Here are some records; copy every line that holds the word "JSON".
§
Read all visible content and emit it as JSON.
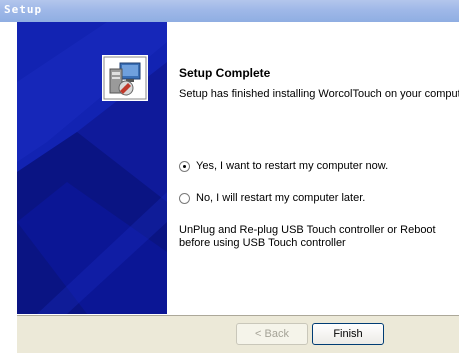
{
  "window": {
    "title": "Setup"
  },
  "content": {
    "heading": "Setup Complete",
    "description": "Setup has finished installing WorcolTouch on your computer.",
    "options": [
      {
        "label": "Yes, I want to restart my computer now.",
        "selected": true
      },
      {
        "label": "No, I will restart my computer later.",
        "selected": false
      }
    ],
    "note": "UnPlug and Re-plug USB Touch controller or Reboot before using USB Touch controller"
  },
  "buttons": {
    "back_label": "< Back",
    "finish_label": "Finish"
  },
  "colors": {
    "sidebar": "#0f1a9a",
    "titlebar": "#9fb8e8",
    "button_bar": "#ece9d8"
  },
  "icons": {
    "setup": "setup-installer-icon"
  }
}
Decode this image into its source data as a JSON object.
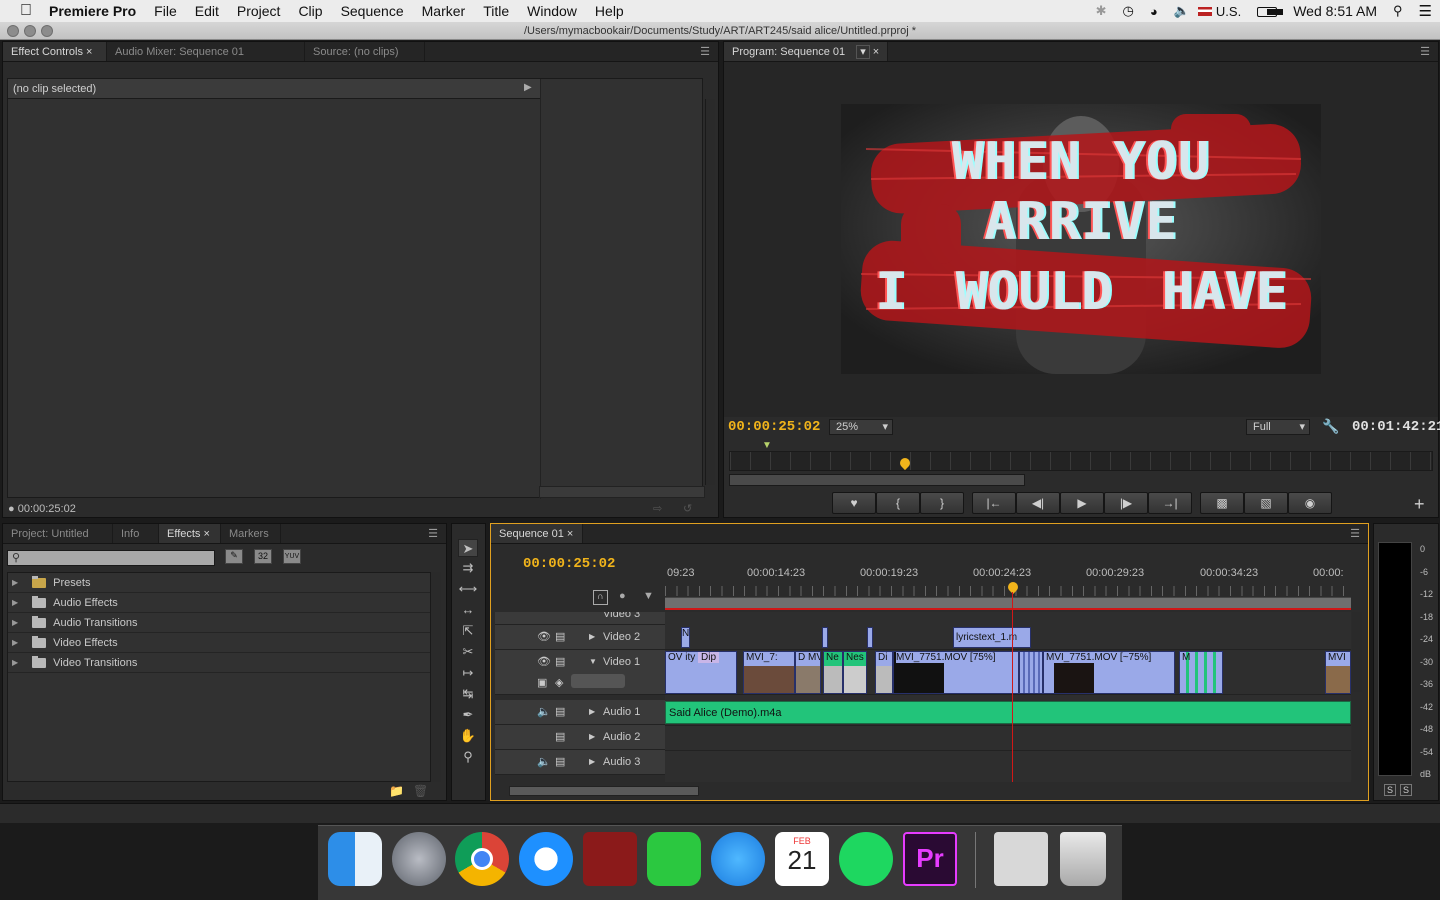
{
  "menubar": {
    "app": "Premiere Pro",
    "items": [
      "File",
      "Edit",
      "Project",
      "Clip",
      "Sequence",
      "Marker",
      "Title",
      "Window",
      "Help"
    ],
    "input_source": "U.S.",
    "clock": "Wed 8:51 AM"
  },
  "window": {
    "path": "/Users/mymacbookair/Documents/Study/ART/ART245/said alice/Untitled.prproj *"
  },
  "effect_controls": {
    "tabs": [
      "Effect Controls",
      "Audio Mixer: Sequence 01",
      "Source: (no clips)"
    ],
    "no_clip": "(no clip selected)",
    "timecode": "00:00:25:02"
  },
  "program": {
    "tab": "Program: Sequence 01",
    "overlay_line1": "WHEN YOU ARRIVE",
    "overlay_line2": "I WOULD HAVE",
    "timecode": "00:00:25:02",
    "zoom": "25%",
    "quality": "Full",
    "duration": "00:01:42:21"
  },
  "project": {
    "tabs": [
      "Project: Untitled",
      "Info",
      "Effects",
      "Markers"
    ],
    "badges": [
      "32",
      "YUV"
    ],
    "effects": [
      "Presets",
      "Audio Effects",
      "Audio Transitions",
      "Video Effects",
      "Video Transitions"
    ]
  },
  "sequence": {
    "tab": "Sequence 01",
    "timecode": "00:00:25:02",
    "ruler": [
      "09:23",
      "00:00:14:23",
      "00:00:19:23",
      "00:00:24:23",
      "00:00:29:23",
      "00:00:34:23",
      "00:00:"
    ],
    "tracks": [
      "Video 3",
      "Video 2",
      "Video 1",
      "Audio 1",
      "Audio 2",
      "Audio 3"
    ],
    "v2_clips": [
      "N",
      "lyricstext_1.m"
    ],
    "v1_clips": [
      "OV",
      "ity",
      "Dip",
      "MVI_7:",
      "D",
      "MV",
      "Ne",
      "Nes",
      "Di",
      "MVI_7751.MOV [75%]",
      "MVI_7751.MOV [~75%]",
      "M",
      "MVI"
    ],
    "audio_clip": "Said Alice (Demo).m4a"
  },
  "meter": {
    "scale": [
      "0",
      "-6",
      "-12",
      "-18",
      "-24",
      "-30",
      "-36",
      "-42",
      "-48",
      "-54",
      "dB"
    ],
    "solo": [
      "S",
      "S"
    ]
  },
  "dock": {
    "calendar_month": "FEB",
    "calendar_day": "21",
    "premiere_label": "Pr"
  },
  "colors": {
    "timecode": "#f1b41b",
    "audio_clip": "#22c47a",
    "video_clip": "#9aa9e8",
    "playhead": "#d01818"
  }
}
§
> RESPONSE FOR THIS EXERCISE
Read all visible content and emit it as JSON.
Decode this image into its source data as a JSON object.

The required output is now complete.